#### [MATERIAL]
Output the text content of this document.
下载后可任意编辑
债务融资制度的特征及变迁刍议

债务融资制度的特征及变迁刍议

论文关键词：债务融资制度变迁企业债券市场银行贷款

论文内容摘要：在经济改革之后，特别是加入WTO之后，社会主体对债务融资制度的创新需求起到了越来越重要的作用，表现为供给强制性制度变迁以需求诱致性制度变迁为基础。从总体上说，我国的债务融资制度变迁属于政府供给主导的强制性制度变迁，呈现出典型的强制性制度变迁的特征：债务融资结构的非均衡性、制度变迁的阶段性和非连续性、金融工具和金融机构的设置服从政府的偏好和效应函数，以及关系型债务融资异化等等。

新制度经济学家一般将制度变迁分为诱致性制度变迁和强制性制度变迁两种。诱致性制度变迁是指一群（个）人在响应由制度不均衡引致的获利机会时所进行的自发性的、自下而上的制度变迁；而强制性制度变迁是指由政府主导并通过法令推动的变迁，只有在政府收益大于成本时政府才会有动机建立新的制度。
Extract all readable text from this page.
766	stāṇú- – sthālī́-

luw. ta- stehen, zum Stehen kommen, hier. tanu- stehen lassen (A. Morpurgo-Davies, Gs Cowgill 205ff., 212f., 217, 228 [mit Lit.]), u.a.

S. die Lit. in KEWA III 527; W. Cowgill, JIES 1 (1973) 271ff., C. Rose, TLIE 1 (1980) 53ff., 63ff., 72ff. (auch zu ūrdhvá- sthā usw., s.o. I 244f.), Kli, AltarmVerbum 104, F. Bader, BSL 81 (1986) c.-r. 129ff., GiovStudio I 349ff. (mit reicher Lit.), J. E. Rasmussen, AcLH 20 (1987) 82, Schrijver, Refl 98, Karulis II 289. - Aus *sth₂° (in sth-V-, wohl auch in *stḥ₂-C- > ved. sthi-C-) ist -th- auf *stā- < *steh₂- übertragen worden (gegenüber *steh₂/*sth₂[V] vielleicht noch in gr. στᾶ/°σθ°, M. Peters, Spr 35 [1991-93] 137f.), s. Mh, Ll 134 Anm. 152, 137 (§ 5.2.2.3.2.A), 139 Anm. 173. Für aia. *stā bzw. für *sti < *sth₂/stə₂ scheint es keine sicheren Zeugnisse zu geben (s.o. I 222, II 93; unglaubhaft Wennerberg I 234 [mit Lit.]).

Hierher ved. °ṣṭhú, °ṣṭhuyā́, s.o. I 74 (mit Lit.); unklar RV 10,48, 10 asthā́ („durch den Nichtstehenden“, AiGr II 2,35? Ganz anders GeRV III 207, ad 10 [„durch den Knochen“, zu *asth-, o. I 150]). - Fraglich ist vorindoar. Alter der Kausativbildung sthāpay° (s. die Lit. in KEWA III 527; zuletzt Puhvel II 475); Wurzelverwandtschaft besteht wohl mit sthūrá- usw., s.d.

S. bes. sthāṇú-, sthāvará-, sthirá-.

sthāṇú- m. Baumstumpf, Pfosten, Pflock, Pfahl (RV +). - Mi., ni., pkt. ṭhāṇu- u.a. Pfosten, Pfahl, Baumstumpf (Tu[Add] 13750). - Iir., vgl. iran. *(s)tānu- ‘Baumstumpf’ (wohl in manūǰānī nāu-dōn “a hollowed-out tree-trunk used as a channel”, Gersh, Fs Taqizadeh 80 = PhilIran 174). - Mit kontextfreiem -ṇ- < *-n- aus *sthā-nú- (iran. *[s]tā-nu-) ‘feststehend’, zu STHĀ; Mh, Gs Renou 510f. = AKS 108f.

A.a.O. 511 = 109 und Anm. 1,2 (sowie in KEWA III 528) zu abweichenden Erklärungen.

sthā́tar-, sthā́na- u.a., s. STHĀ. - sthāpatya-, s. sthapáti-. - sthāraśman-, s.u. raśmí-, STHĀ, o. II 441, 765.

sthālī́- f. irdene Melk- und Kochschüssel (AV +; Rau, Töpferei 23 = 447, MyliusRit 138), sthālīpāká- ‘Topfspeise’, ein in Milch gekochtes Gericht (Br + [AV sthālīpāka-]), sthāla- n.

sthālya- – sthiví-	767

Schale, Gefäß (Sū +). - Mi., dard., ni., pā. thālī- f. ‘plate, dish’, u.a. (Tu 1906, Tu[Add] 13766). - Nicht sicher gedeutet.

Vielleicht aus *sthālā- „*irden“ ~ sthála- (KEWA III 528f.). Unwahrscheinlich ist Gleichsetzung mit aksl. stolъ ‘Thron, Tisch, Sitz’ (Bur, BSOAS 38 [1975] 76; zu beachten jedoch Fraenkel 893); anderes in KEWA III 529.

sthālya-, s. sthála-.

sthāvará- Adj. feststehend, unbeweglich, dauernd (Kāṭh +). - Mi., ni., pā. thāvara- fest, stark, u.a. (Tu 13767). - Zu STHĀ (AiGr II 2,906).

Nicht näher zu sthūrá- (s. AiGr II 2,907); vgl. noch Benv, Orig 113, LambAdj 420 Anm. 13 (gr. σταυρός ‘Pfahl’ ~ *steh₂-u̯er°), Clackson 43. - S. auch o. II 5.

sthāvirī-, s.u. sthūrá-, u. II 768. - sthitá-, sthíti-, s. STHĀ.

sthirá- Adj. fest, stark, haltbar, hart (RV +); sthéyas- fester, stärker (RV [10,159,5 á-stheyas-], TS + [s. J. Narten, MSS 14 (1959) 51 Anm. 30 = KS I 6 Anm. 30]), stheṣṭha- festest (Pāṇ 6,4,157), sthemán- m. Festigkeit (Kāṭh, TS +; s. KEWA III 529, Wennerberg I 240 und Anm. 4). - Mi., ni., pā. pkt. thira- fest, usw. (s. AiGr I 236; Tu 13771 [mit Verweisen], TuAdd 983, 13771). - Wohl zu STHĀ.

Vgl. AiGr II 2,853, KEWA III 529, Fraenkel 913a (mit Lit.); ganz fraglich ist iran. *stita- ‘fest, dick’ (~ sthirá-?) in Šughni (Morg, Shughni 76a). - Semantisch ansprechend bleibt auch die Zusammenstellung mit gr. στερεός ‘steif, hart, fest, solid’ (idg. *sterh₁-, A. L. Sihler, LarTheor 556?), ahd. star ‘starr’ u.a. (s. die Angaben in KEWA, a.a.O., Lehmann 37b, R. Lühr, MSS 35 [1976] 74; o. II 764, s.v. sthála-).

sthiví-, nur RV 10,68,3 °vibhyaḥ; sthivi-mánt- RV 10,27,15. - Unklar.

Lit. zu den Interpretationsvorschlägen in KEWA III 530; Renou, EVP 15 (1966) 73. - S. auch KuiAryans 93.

#### [EXERCISE REQUIREMENTS]
Find every line with the word "sthālya" and state how many there are, with no other words.

#### [WORKED SOLUTION]
2